• YOUR INSTRUCTIONS:
Take the listing and print it in full, exactly as given.

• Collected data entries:
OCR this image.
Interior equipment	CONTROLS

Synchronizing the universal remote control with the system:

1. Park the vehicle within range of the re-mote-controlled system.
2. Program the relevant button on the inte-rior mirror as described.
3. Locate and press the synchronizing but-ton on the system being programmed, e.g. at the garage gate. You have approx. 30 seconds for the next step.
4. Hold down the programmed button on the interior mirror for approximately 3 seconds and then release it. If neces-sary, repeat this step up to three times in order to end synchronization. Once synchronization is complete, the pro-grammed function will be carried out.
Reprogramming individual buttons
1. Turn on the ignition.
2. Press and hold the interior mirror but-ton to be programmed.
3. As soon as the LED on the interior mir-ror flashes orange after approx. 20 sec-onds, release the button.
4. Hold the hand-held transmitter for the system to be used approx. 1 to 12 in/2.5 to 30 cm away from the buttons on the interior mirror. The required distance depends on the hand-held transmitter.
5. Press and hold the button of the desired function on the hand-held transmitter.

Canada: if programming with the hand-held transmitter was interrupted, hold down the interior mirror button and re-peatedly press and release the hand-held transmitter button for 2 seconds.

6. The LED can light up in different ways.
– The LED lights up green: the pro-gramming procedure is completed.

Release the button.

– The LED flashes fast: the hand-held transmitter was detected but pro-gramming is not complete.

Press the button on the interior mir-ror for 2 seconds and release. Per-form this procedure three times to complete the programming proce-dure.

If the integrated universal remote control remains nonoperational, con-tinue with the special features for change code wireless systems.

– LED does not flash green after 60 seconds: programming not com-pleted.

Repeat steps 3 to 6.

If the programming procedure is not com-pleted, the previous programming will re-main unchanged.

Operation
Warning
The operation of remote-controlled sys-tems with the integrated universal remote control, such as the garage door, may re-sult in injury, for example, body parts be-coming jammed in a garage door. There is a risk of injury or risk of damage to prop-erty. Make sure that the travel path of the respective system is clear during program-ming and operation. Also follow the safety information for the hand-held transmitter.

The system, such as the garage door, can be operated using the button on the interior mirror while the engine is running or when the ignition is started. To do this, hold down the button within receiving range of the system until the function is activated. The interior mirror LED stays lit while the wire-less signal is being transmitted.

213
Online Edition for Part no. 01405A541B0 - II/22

• RESPONSE TO THE EXERCISE:
OCR this image.
Interior equipment	CONTROLS

Synchronizing the universal remote control with the system:

1. Park the vehicle within range of the re-mote-controlled system.
2. Program the relevant button on the inte-rior mirror as described.
3. Locate and press the synchronizing but-ton on the system being programmed, e.g. at the garage gate. You have approx. 30 seconds for the next step.
4. Hold down the programmed button on the interior mirror for approximately 3 seconds and then release it. If neces-sary, repeat this step up to three times in order to end synchronization. Once synchronization is complete, the pro-grammed function will be carried out.
Reprogramming individual buttons
1. Turn on the ignition.
2. Press and hold the interior mirror but-ton to be programmed.
3. As soon as the LED on the interior mir-ror flashes orange after approx. 20 sec-onds, release the button.
4. Hold the hand-held transmitter for the system to be used approx. 1 to 12 in/2.5 to 30 cm away from the buttons on the interior mirror. The required distance depends on the hand-held transmitter.
5. Press and hold the button of the desired function on the hand-held transmitter.

Canada: if programming with the hand-held transmitter was interrupted, hold down the interior mirror button and re-peatedly press and release the hand-held transmitter button for 2 seconds.

6. The LED can light up in different ways.
– The LED lights up green: the pro-gramming procedure is completed.

Release the button.

– The LED flashes fast: the hand-held transmitter was detected but pro-gramming is not complete.

Press the button on the interior mir-ror for 2 seconds and release. Per-form this procedure three times to complete the programming proce-dure.

If the integrated universal remote control remains nonoperational, con-tinue with the special features for change code wireless systems.

– LED does not flash green after 60 seconds: programming not com-pleted.

Repeat steps 3 to 6.

If the programming procedure is not com-pleted, the previous programming will re-main unchanged.

Operation
Warning
The operation of remote-controlled sys-tems with the integrated universal remote control, such as the garage door, may re-sult in injury, for example, body parts be-coming jammed in a garage door. There is a risk of injury or risk of damage to prop-erty. Make sure that the travel path of the respective system is clear during program-ming and operation. Also follow the safety information for the hand-held transmitter.

The system, such as the garage door, can be operated using the button on the interior mirror while the engine is running or when the ignition is started. To do this, hold down the button within receiving range of the system until the function is activated. The interior mirror LED stays lit while the wire-less signal is being transmitted.

213
Online Edition for Part no. 01405A541B0 - II/22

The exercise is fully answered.